## Do this
Below is a listing; write it out exactly and drop any images from it.

Data entries:
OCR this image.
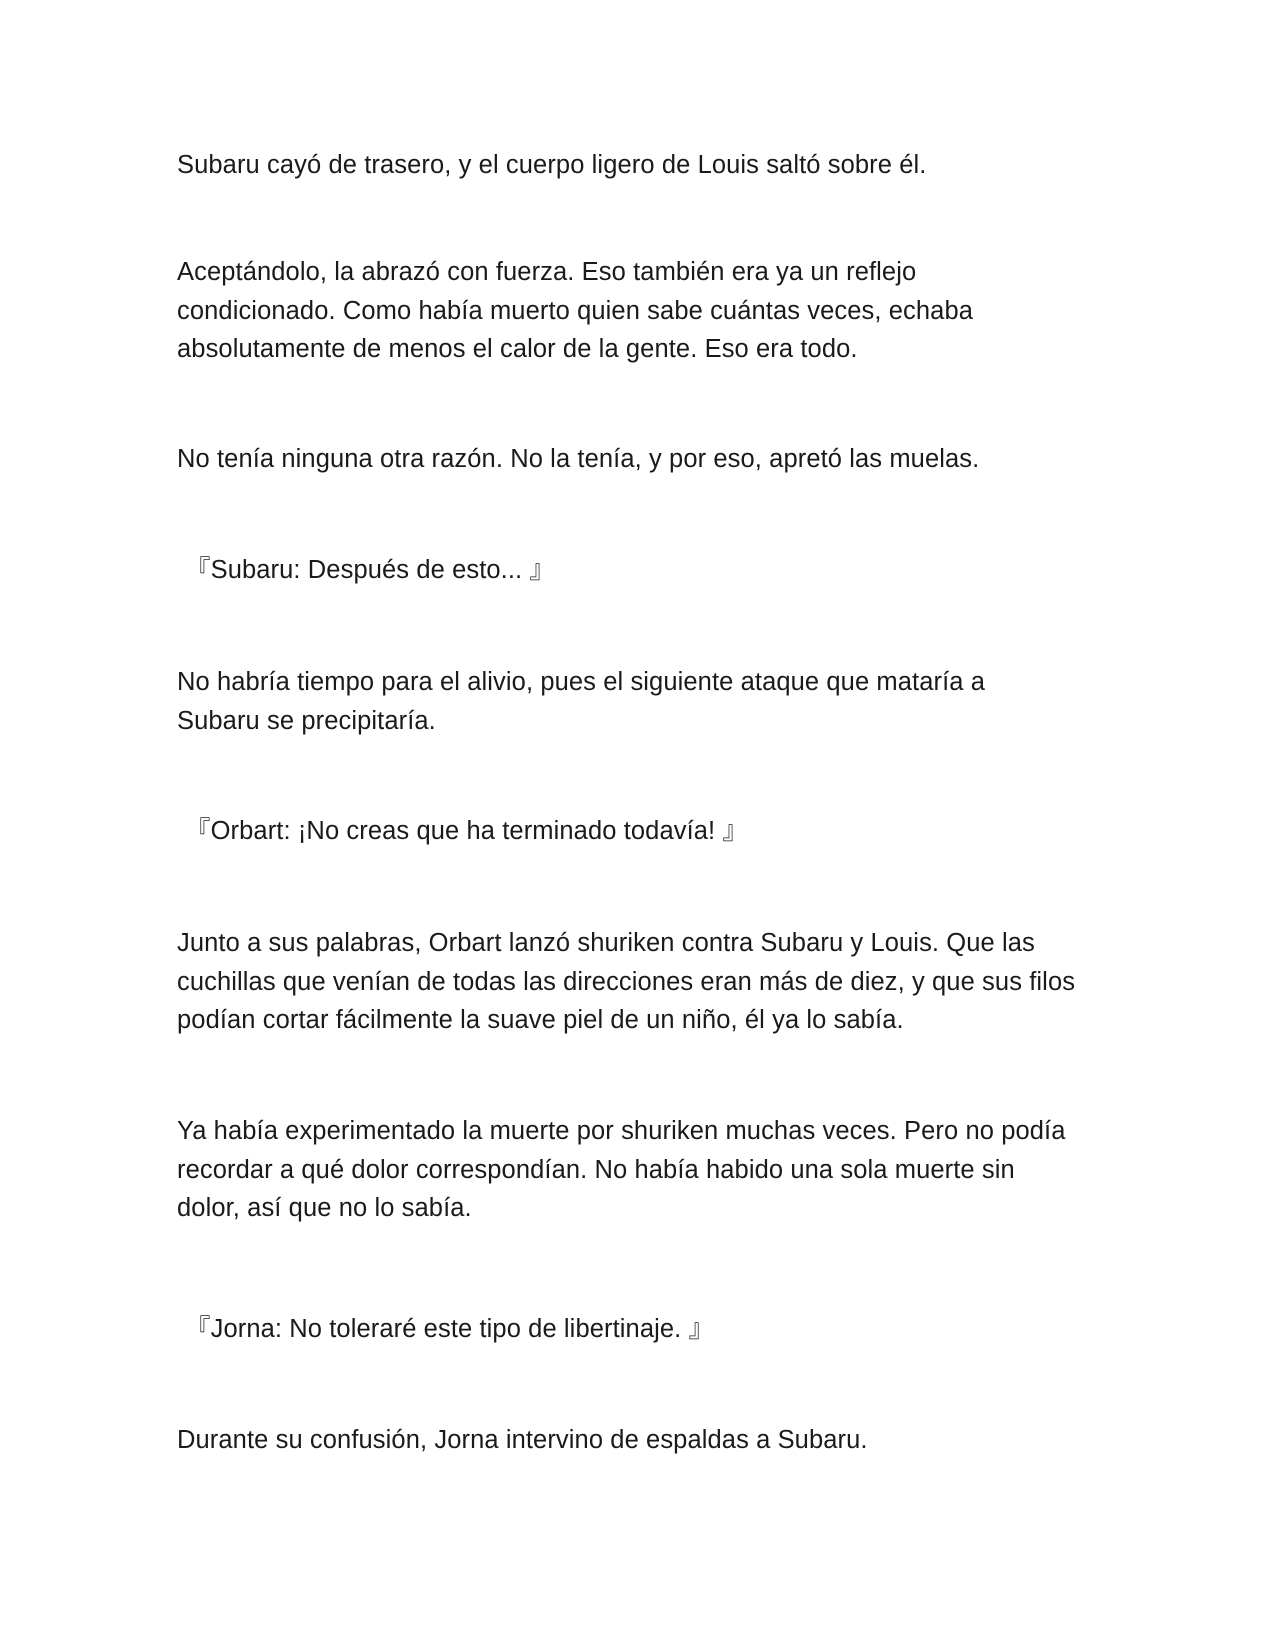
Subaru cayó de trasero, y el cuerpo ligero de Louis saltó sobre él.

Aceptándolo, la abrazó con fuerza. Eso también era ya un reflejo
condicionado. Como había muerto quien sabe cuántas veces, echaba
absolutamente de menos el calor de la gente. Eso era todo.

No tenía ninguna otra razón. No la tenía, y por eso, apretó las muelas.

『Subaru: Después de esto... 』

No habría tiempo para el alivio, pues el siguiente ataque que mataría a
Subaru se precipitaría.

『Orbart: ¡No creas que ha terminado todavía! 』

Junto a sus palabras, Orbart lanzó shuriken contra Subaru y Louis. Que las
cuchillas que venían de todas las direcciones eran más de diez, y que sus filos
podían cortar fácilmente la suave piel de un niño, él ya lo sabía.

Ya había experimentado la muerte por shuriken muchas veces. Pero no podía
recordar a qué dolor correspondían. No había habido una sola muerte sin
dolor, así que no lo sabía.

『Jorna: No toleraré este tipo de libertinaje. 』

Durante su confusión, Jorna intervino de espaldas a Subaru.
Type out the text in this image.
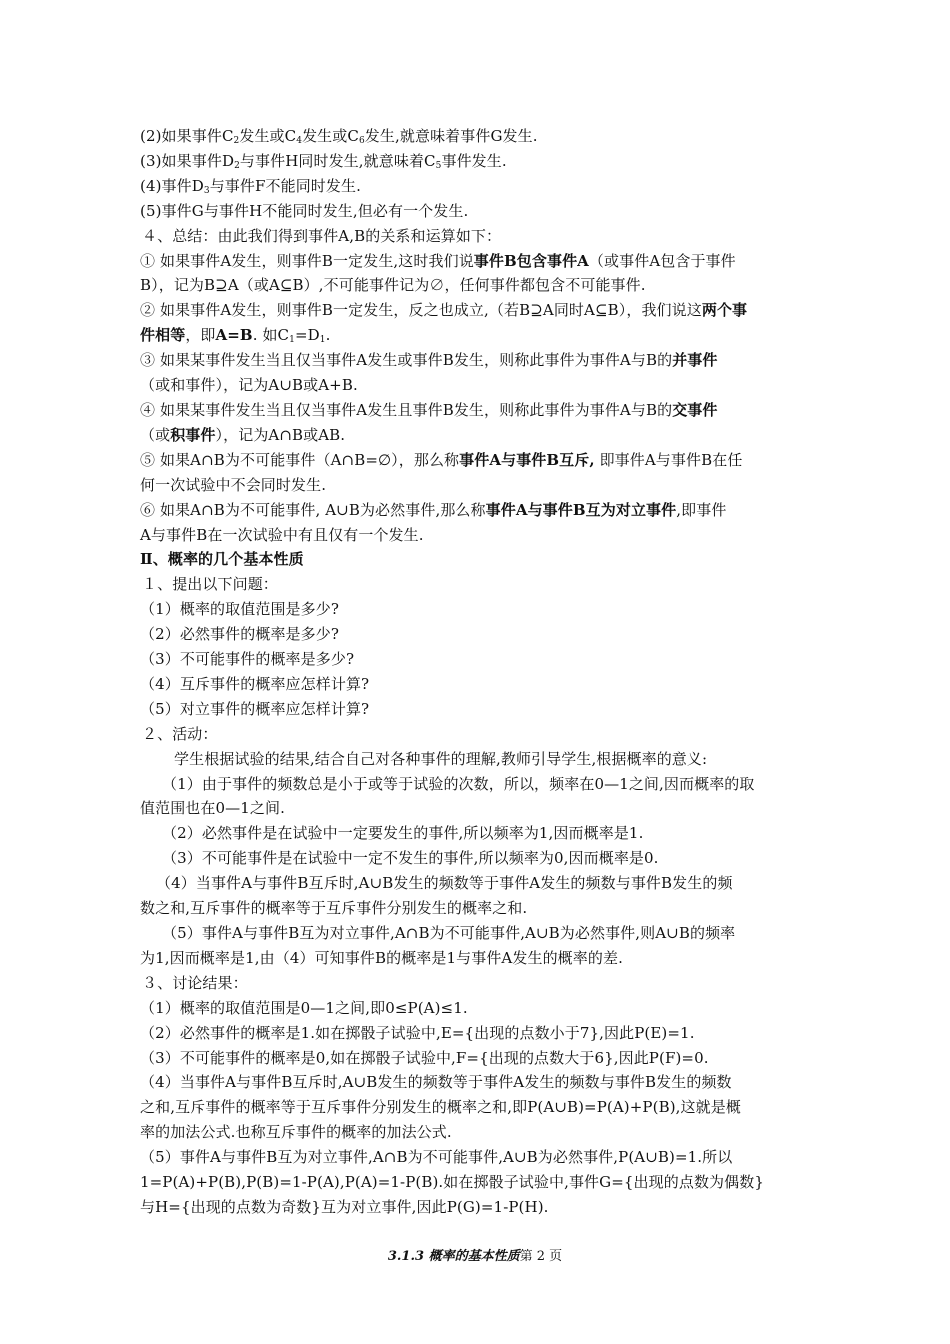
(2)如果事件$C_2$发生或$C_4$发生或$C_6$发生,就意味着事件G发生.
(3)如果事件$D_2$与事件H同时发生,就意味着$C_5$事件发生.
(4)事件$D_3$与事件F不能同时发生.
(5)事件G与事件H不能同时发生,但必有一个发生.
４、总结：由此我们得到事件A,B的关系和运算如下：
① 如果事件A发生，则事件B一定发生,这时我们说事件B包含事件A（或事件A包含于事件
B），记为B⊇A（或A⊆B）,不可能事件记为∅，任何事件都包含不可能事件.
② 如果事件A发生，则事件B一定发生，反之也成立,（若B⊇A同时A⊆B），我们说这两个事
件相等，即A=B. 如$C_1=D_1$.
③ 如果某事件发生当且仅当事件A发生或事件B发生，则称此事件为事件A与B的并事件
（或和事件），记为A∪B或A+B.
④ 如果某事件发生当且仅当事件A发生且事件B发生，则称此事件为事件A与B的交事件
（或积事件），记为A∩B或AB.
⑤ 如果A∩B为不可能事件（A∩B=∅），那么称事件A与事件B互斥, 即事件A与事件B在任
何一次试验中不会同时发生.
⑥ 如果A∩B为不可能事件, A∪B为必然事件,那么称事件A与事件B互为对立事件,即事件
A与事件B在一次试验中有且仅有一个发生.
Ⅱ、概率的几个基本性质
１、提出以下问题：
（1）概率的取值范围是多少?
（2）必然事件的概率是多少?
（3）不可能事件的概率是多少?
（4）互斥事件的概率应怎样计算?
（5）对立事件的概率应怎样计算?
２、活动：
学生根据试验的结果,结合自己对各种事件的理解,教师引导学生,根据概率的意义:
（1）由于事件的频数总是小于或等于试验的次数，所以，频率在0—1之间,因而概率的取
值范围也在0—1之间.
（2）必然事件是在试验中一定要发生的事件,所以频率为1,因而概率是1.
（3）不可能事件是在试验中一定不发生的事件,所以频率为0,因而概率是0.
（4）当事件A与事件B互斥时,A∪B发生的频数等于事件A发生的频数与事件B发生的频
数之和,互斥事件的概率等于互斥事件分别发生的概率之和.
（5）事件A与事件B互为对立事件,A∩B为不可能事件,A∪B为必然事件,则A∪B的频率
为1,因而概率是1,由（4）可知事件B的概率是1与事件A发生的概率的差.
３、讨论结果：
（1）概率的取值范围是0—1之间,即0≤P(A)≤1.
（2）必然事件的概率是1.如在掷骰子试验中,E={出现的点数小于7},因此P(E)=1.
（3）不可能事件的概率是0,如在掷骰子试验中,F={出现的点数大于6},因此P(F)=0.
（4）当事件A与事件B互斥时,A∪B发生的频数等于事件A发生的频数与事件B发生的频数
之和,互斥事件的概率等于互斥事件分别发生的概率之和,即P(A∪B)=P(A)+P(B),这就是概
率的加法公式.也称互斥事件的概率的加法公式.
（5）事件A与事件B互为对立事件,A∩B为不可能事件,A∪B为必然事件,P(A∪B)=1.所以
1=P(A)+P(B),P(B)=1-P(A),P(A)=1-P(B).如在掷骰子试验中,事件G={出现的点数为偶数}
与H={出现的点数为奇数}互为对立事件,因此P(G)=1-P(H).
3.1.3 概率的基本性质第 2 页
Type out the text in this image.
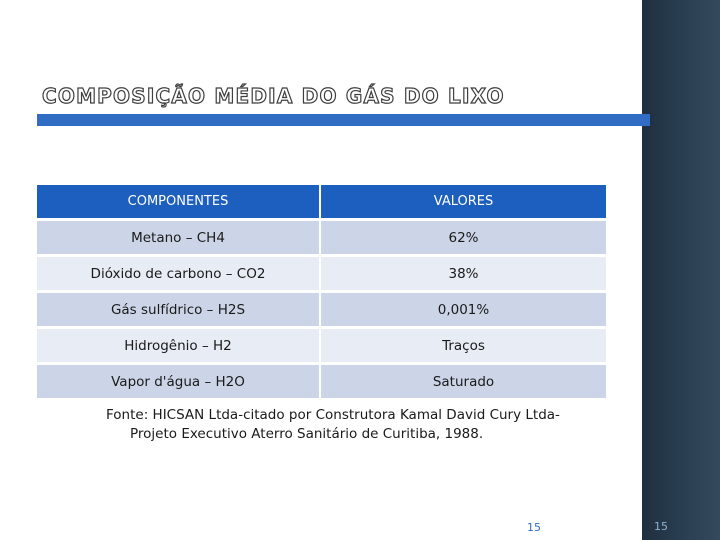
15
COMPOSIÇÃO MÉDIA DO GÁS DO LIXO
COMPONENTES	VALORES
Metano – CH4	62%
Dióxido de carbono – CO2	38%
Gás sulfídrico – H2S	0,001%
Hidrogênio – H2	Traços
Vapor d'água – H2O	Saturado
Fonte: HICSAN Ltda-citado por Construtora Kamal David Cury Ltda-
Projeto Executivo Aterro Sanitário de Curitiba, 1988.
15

## Answer
OCR this image.
Subaru cayó de trasero, y el cuerpo ligero de Louis saltó sobre él.

Aceptándolo, la abrazó con fuerza. Eso también era ya un reflejo
condicionado. Como había muerto quien sabe cuántas veces, echaba
absolutamente de menos el calor de la gente. Eso era todo.

No tenía ninguna otra razón. No la tenía, y por eso, apretó las muelas.

『Subaru: Después de esto... 』

No habría tiempo para el alivio, pues el siguiente ataque que mataría a
Subaru se precipitaría.

『Orbart: ¡No creas que ha terminado todavía! 』

Junto a sus palabras, Orbart lanzó shuriken contra Subaru y Louis. Que las
cuchillas que venían de todas las direcciones eran más de diez, y que sus filos
podían cortar fácilmente la suave piel de un niño, él ya lo sabía.

Ya había experimentado la muerte por shuriken muchas veces. Pero no podía
recordar a qué dolor correspondían. No había habido una sola muerte sin
dolor, así que no lo sabía.

『Jorna: No toleraré este tipo de libertinaje. 』

Durante su confusión, Jorna intervino de espaldas a Subaru.
Type out the text in this image.
(2)如果事件$C_2$发生或$C_4$发生或$C_6$发生,就意味着事件G发生.
(3)如果事件$D_2$与事件H同时发生,就意味着$C_5$事件发生.
(4)事件$D_3$与事件F不能同时发生.
(5)事件G与事件H不能同时发生,但必有一个发生.
４、总结：由此我们得到事件A,B的关系和运算如下：
① 如果事件A发生，则事件B一定发生,这时我们说事件B包含事件A（或事件A包含于事件
B），记为B⊇A（或A⊆B）,不可能事件记为∅，任何事件都包含不可能事件.
② 如果事件A发生，则事件B一定发生，反之也成立,（若B⊇A同时A⊆B），我们说这两个事
件相等，即A=B. 如$C_1=D_1$.
③ 如果某事件发生当且仅当事件A发生或事件B发生，则称此事件为事件A与B的并事件
（或和事件），记为A∪B或A+B.
④ 如果某事件发生当且仅当事件A发生且事件B发生，则称此事件为事件A与B的交事件
（或积事件），记为A∩B或AB.
⑤ 如果A∩B为不可能事件（A∩B=∅），那么称事件A与事件B互斥, 即事件A与事件B在任
何一次试验中不会同时发生.
⑥ 如果A∩B为不可能事件, A∪B为必然事件,那么称事件A与事件B互为对立事件,即事件
A与事件B在一次试验中有且仅有一个发生.
Ⅱ、概率的几个基本性质
１、提出以下问题：
（1）概率的取值范围是多少?
（2）必然事件的概率是多少?
（3）不可能事件的概率是多少?
（4）互斥事件的概率应怎样计算?
（5）对立事件的概率应怎样计算?
２、活动：
学生根据试验的结果,结合自己对各种事件的理解,教师引导学生,根据概率的意义:
（1）由于事件的频数总是小于或等于试验的次数，所以，频率在0—1之间,因而概率的取
值范围也在0—1之间.
（2）必然事件是在试验中一定要发生的事件,所以频率为1,因而概率是1.
（3）不可能事件是在试验中一定不发生的事件,所以频率为0,因而概率是0.
（4）当事件A与事件B互斥时,A∪B发生的频数等于事件A发生的频数与事件B发生的频
数之和,互斥事件的概率等于互斥事件分别发生的概率之和.
（5）事件A与事件B互为对立事件,A∩B为不可能事件,A∪B为必然事件,则A∪B的频率
为1,因而概率是1,由（4）可知事件B的概率是1与事件A发生的概率的差.
３、讨论结果：
（1）概率的取值范围是0—1之间,即0≤P(A)≤1.
（2）必然事件的概率是1.如在掷骰子试验中,E={出现的点数小于7},因此P(E)=1.
（3）不可能事件的概率是0,如在掷骰子试验中,F={出现的点数大于6},因此P(F)=0.
（4）当事件A与事件B互斥时,A∪B发生的频数等于事件A发生的频数与事件B发生的频数
之和,互斥事件的概率等于互斥事件分别发生的概率之和,即P(A∪B)=P(A)+P(B),这就是概
率的加法公式.也称互斥事件的概率的加法公式.
（5）事件A与事件B互为对立事件,A∩B为不可能事件,A∪B为必然事件,P(A∪B)=1.所以
1=P(A)+P(B),P(B)=1-P(A),P(A)=1-P(B).如在掷骰子试验中,事件G={出现的点数为偶数}
与H={出现的点数为奇数}互为对立事件,因此P(G)=1-P(H).
3.1.3 概率的基本性质第 2 页
Type out the text in this image.
15
COMPOSIÇÃO MÉDIA DO GÁS DO LIXO
COMPONENTES	VALORES
Metano – CH4	62%
Dióxido de carbono – CO2	38%
Gás sulfídrico – H2S	0,001%
Hidrogênio – H2	Traços
Vapor d'água – H2O	Saturado
Fonte: HICSAN Ltda-citado por Construtora Kamal David Cury Ltda-
Projeto Executivo Aterro Sanitário de Curitiba, 1988.
15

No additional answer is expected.